_WHAT IS NEEDED_
Return all of the data exactly as written, without the pictures.

_WORKING DATA_
* Begin *
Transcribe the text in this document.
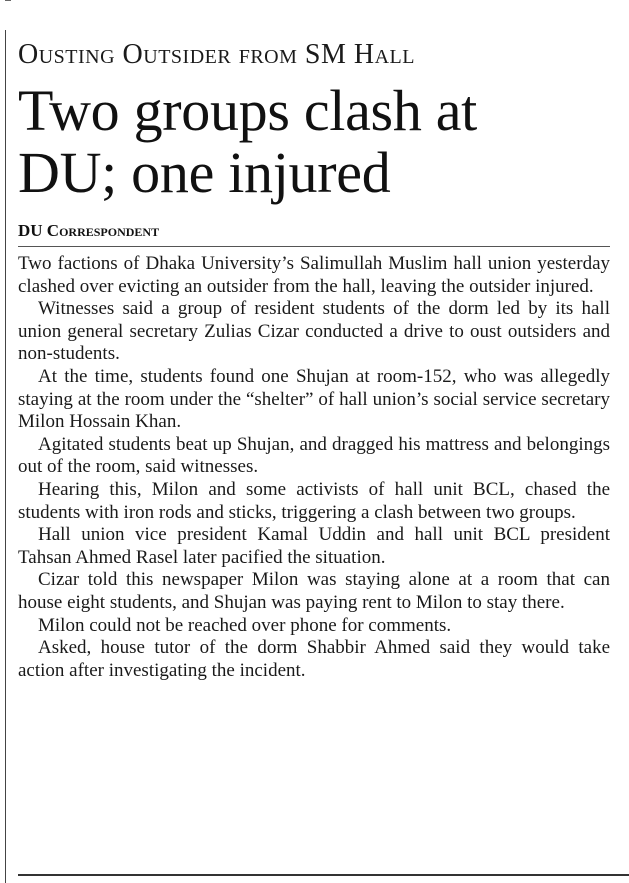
Ousting Outsider from SM Hall
Two groups clash at
DU; one injured
DU Correspondent

Two factions of Dhaka University’s Salimullah Muslim hall union yesterday clashed over evicting an outsider from the hall, leaving the outsider injured.

Witnesses said a group of resident students of the dorm led by its hall union general secretary Zulias Cizar conducted a drive to oust outsiders and non-students.

At the time, students found one Shujan at room-152, who was allegedly staying at the room under the “shelter” of hall union’s social service secretary Milon Hossain Khan.

Agitated students beat up Shujan, and dragged his mattress and belongings out of the room, said witnesses.

Hearing this, Milon and some activists of hall unit BCL, chased the students with iron rods and sticks, triggering a clash between two groups.

Hall union vice president Kamal Uddin and hall unit BCL president Tahsan Ahmed Rasel later pacified the situation.

Cizar told this newspaper Milon was staying alone at a room that can house eight students, and Shujan was paying rent to Milon to stay there.

Milon could not be reached over phone for comments.

Asked, house tutor of the dorm Shabbir Ahmed said they would take action after investigating the incident.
* End *
_WORKED ANSWER_
Transcribe the text in this document.
Ousting Outsider from SM Hall
Two groups clash at
DU; one injured
DU Correspondent

Two factions of Dhaka University’s Salimullah Muslim hall union yesterday clashed over evicting an outsider from the hall, leaving the outsider injured.

Witnesses said a group of resident students of the dorm led by its hall union general secretary Zulias Cizar conducted a drive to oust outsiders and non-students.

At the time, students found one Shujan at room-152, who was allegedly staying at the room under the “shelter” of hall union’s social service secretary Milon Hossain Khan.

Agitated students beat up Shujan, and dragged his mattress and belongings out of the room, said witnesses.

Hearing this, Milon and some activists of hall unit BCL, chased the students with iron rods and sticks, triggering a clash between two groups.

Hall union vice president Kamal Uddin and hall unit BCL president Tahsan Ahmed Rasel later pacified the situation.

Cizar told this newspaper Milon was staying alone at a room that can house eight students, and Shujan was paying rent to Milon to stay there.

Milon could not be reached over phone for comments.

Asked, house tutor of the dorm Shabbir Ahmed said they would take action after investigating the incident.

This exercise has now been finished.